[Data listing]

┌──

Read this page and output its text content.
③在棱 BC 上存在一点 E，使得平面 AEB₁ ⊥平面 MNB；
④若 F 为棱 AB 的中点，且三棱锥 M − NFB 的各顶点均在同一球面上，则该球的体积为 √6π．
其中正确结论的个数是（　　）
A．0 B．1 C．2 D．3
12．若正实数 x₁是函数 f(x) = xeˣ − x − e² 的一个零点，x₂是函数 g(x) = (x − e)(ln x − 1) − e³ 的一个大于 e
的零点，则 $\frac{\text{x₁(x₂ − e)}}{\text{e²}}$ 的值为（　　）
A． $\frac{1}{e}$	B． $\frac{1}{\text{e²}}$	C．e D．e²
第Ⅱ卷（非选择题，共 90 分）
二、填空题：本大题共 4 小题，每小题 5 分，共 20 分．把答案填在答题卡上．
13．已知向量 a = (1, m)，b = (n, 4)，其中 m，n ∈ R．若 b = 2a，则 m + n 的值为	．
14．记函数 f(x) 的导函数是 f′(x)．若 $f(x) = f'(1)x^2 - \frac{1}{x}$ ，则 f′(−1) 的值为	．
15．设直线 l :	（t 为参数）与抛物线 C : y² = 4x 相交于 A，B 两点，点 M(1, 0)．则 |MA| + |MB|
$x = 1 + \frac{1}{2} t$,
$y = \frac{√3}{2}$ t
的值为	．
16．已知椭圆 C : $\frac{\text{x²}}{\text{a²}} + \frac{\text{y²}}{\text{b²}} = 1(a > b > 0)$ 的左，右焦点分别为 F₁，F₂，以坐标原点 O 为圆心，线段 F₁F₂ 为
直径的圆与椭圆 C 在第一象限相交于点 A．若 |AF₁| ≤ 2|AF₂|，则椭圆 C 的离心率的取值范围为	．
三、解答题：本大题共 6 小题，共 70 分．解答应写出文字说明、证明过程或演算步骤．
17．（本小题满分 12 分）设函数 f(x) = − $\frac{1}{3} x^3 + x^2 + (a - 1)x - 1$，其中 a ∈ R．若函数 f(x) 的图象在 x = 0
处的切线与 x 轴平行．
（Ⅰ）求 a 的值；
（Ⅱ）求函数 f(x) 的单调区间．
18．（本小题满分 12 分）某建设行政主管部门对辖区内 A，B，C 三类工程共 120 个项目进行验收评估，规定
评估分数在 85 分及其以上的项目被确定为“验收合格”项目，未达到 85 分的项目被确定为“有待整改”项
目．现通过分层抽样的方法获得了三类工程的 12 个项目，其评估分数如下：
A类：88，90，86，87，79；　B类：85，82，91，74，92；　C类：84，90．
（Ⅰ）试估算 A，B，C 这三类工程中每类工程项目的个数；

└──

### Stated task
Recopy the whole listing exactly.

### Problem solution
Read this page and output its text content.
③在棱 BC 上存在一点 E，使得平面 AEB₁ ⊥平面 MNB；
④若 F 为棱 AB 的中点，且三棱锥 M − NFB 的各顶点均在同一球面上，则该球的体积为 √6π．
其中正确结论的个数是（　　）
A．0 B．1 C．2 D．3
12．若正实数 x₁是函数 f(x) = xeˣ − x − e² 的一个零点，x₂是函数 g(x) = (x − e)(ln x − 1) − e³ 的一个大于 e
的零点，则 $\frac{\text{x₁(x₂ − e)}}{\text{e²}}$ 的值为（　　）
A． $\frac{1}{e}$	B． $\frac{1}{\text{e²}}$	C．e D．e²
第Ⅱ卷（非选择题，共 90 分）
二、填空题：本大题共 4 小题，每小题 5 分，共 20 分．把答案填在答题卡上．
13．已知向量 a = (1, m)，b = (n, 4)，其中 m，n ∈ R．若 b = 2a，则 m + n 的值为	．
14．记函数 f(x) 的导函数是 f′(x)．若 $f(x) = f'(1)x^2 - \frac{1}{x}$ ，则 f′(−1) 的值为	．
15．设直线 l :	（t 为参数）与抛物线 C : y² = 4x 相交于 A，B 两点，点 M(1, 0)．则 |MA| + |MB|
$x = 1 + \frac{1}{2} t$,
$y = \frac{√3}{2}$ t
的值为	．
16．已知椭圆 C : $\frac{\text{x²}}{\text{a²}} + \frac{\text{y²}}{\text{b²}} = 1(a > b > 0)$ 的左，右焦点分别为 F₁，F₂，以坐标原点 O 为圆心，线段 F₁F₂ 为
直径的圆与椭圆 C 在第一象限相交于点 A．若 |AF₁| ≤ 2|AF₂|，则椭圆 C 的离心率的取值范围为	．
三、解答题：本大题共 6 小题，共 70 分．解答应写出文字说明、证明过程或演算步骤．
17．（本小题满分 12 分）设函数 f(x) = − $\frac{1}{3} x^3 + x^2 + (a - 1)x - 1$，其中 a ∈ R．若函数 f(x) 的图象在 x = 0
处的切线与 x 轴平行．
（Ⅰ）求 a 的值；
（Ⅱ）求函数 f(x) 的单调区间．
18．（本小题满分 12 分）某建设行政主管部门对辖区内 A，B，C 三类工程共 120 个项目进行验收评估，规定
评估分数在 85 分及其以上的项目被确定为“验收合格”项目，未达到 85 分的项目被确定为“有待整改”项
目．现通过分层抽样的方法获得了三类工程的 12 个项目，其评估分数如下：
A类：88，90，86，87，79；　B类：85，82，91，74，92；　C类：84，90．
（Ⅰ）试估算 A，B，C 这三类工程中每类工程项目的个数；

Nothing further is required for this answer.